What I Wish I Knew Before Boarding the Galapagos Vision

By valerie on

Like many backpackers visiting Ecuador on our South America trip, we wanted to get to the Galapagos. The prices are pretty forbidding for the most part, but we’d heard and read in our Lonely Planet that it is sometimes possible to find last minute deals on boats that aren’t quite full.

We found one such deal (online), and the timing was right but we couldn’t help worrying that the price was too good to be true. After reading reviews of the Galapagos Vision online, we decided to proceed but took with us our low expectations. And while the trip itself was fantastic – we saw all we wanted to see and more of the islands and its famous wildlife – there were are few things we wish we’d know before boarding.

These few things would have helped us prepare for the trip ahead, to couch our expectations a little. If you have found this blog because you are thinking of sailing with the Vision, here is what we wish we knew:

Cabins are not assigned. When we booked with our last minute travel agent, we had checked out the layout of the boat and we requested a specific cabin – double bed with a shower on the Starboard side. (The port side is accessed through the kitchen, the middle double cabin has no shower and the stern cabins are twin beds). Our agent said he would pass along our request but said it would not be a problem. When we boarded the boat we discovered that the cabins were not assigned and we had to awkwardly discuss who would get which cabin. It was incredibly uncomfortable to lobby for one of the shower cabins with people you were about to spend 8-days at sea with. We ended up apologetically taking the port side…which turned out to have its own issues.

## RECORDS SHOWN
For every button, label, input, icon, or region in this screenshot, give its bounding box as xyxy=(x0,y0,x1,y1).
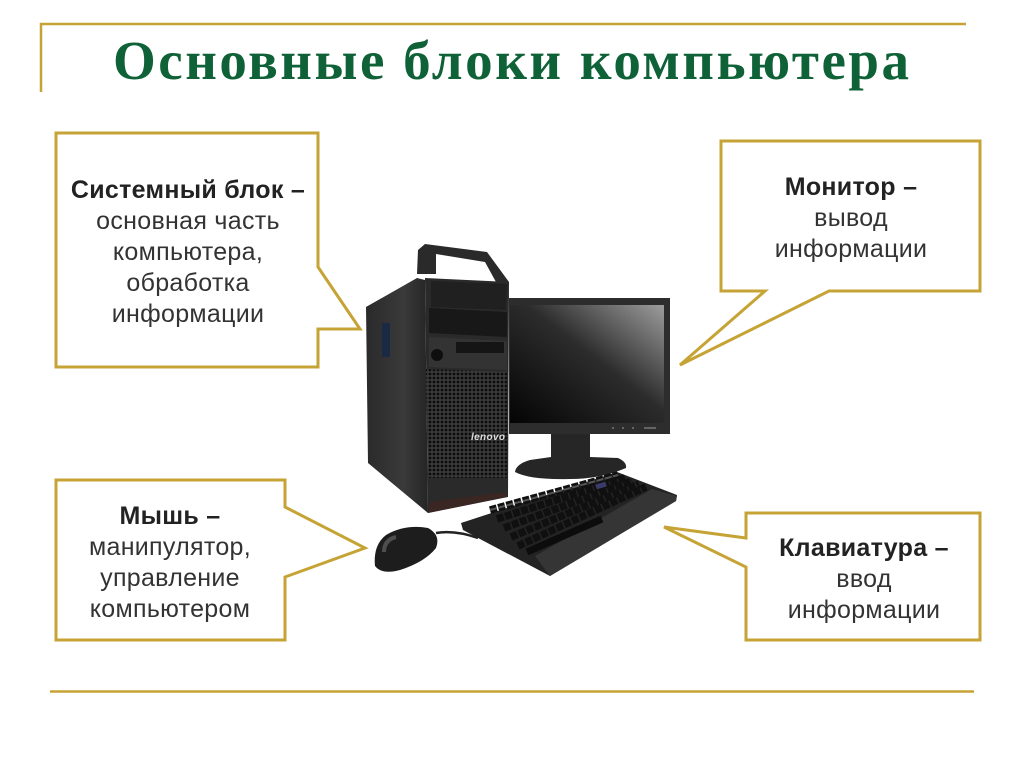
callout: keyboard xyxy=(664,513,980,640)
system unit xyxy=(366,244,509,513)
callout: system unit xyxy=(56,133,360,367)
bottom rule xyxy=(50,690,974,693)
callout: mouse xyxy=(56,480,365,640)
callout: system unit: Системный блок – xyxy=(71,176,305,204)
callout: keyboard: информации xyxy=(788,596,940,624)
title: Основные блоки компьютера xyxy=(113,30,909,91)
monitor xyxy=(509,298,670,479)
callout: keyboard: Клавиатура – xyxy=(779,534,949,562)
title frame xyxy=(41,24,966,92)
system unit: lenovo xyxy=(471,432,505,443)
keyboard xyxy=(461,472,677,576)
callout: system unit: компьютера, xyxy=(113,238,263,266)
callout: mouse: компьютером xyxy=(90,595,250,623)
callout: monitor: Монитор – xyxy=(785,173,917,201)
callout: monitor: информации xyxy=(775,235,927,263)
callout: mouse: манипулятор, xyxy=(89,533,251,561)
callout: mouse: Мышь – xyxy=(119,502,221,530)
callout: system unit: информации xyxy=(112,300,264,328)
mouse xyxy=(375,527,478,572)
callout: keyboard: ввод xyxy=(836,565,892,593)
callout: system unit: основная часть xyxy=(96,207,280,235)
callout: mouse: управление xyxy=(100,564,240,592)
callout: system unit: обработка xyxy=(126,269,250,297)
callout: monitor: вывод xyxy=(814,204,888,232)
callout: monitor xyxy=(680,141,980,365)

## GIVEN PROBLEM
Check each statement against the Galapagos Vision post and answer yes or no, quoting the words that decide it.
1. Cabins on the boat were assigned before the travelers boarded.
2. The stern cabins have twin beds.
3. The writers ended up in a cabin on the starboard side.

## WRITTEN SOLUTION
1. No: "When we boarded the boat we discovered that the cabins were not assigned"
2. Yes: "the stern cabins are twin beds"
3. No: "We ended up apologetically taking the port side"